### Objective
In the material below, list every line carrying the string "deal".

··········

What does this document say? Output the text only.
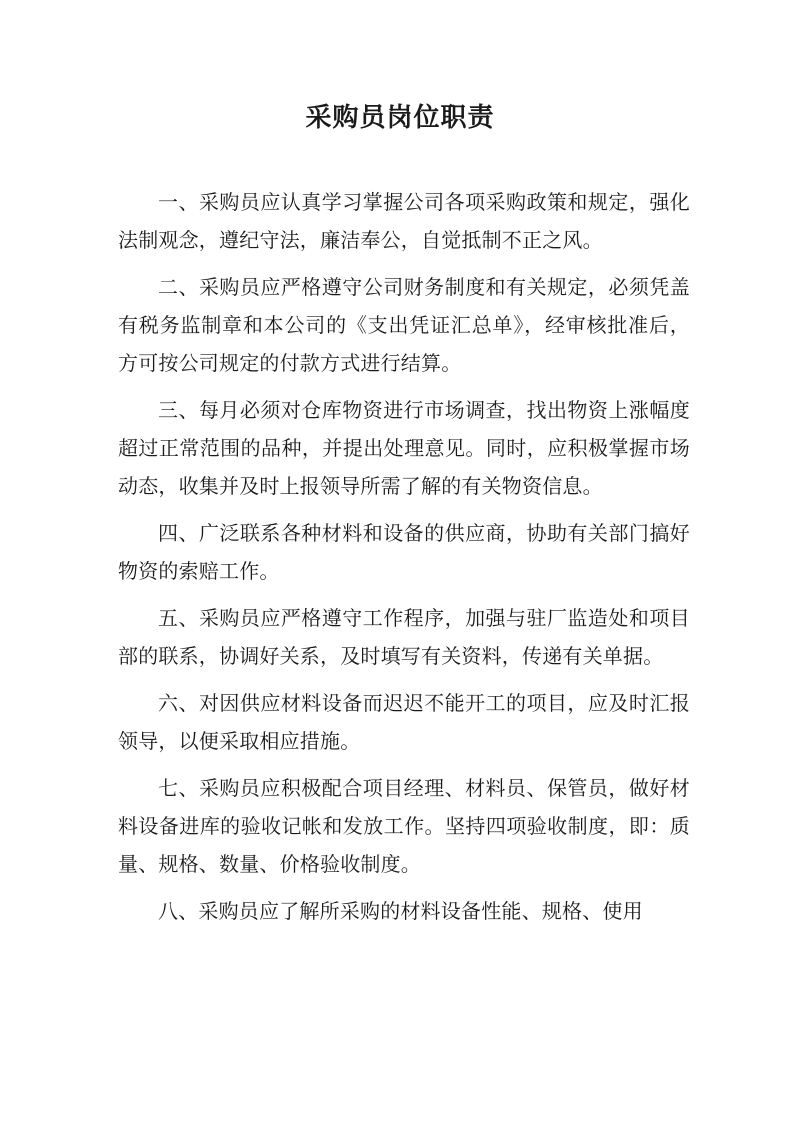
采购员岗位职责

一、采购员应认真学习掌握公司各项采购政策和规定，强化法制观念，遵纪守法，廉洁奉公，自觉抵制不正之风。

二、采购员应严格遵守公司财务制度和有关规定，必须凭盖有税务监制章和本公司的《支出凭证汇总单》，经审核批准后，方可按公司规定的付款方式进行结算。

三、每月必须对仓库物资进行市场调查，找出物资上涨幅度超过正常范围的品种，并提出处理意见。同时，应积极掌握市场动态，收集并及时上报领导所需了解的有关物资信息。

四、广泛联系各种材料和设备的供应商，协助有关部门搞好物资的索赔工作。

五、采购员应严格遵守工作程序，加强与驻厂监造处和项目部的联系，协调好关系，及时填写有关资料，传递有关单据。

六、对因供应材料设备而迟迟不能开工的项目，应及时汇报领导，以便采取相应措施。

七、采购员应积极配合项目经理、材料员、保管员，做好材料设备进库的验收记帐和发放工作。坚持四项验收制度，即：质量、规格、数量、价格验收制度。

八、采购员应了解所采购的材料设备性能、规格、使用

··········

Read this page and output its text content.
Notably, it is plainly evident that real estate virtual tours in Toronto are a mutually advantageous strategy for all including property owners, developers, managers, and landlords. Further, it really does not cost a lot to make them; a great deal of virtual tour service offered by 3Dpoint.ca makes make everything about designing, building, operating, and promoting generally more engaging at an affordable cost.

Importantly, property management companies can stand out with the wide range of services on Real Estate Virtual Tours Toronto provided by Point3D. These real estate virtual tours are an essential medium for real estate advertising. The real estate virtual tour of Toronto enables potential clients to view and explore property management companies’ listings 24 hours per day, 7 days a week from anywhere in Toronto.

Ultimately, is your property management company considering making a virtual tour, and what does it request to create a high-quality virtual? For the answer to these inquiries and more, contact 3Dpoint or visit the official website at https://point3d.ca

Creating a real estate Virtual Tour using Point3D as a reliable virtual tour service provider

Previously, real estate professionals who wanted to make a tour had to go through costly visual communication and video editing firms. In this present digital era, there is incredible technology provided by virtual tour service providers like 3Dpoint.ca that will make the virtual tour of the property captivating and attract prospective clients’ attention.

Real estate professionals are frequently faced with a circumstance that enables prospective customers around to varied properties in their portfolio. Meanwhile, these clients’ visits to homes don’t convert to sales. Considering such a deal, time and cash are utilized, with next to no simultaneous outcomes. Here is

··········

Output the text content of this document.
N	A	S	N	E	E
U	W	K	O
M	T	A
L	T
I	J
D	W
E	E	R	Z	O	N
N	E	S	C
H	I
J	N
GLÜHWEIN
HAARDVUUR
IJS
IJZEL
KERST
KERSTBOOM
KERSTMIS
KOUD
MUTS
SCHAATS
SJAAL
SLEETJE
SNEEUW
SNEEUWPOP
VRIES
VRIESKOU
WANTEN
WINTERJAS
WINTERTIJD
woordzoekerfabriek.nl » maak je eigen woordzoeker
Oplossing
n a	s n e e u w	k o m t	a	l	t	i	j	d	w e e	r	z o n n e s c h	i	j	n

··········

### Solution to this task
Notably, it is plainly evident that real estate virtual tours in Toronto are a mutually advantageous strategy for all including property owners, developers, managers, and landlords. Further, it really does not cost a lot to make them; a great deal of virtual tour service offered by 3Dpoint.ca makes make everything about designing, building, operating, and promoting generally more engaging at an affordable cost.
Real estate professionals are frequently faced with a circumstance that enables prospective customers around to varied properties in their portfolio. Meanwhile, these clients’ visits to homes don’t convert to sales. Considering such a deal, time and cash are utilized, with next to no simultaneous outcomes. Here is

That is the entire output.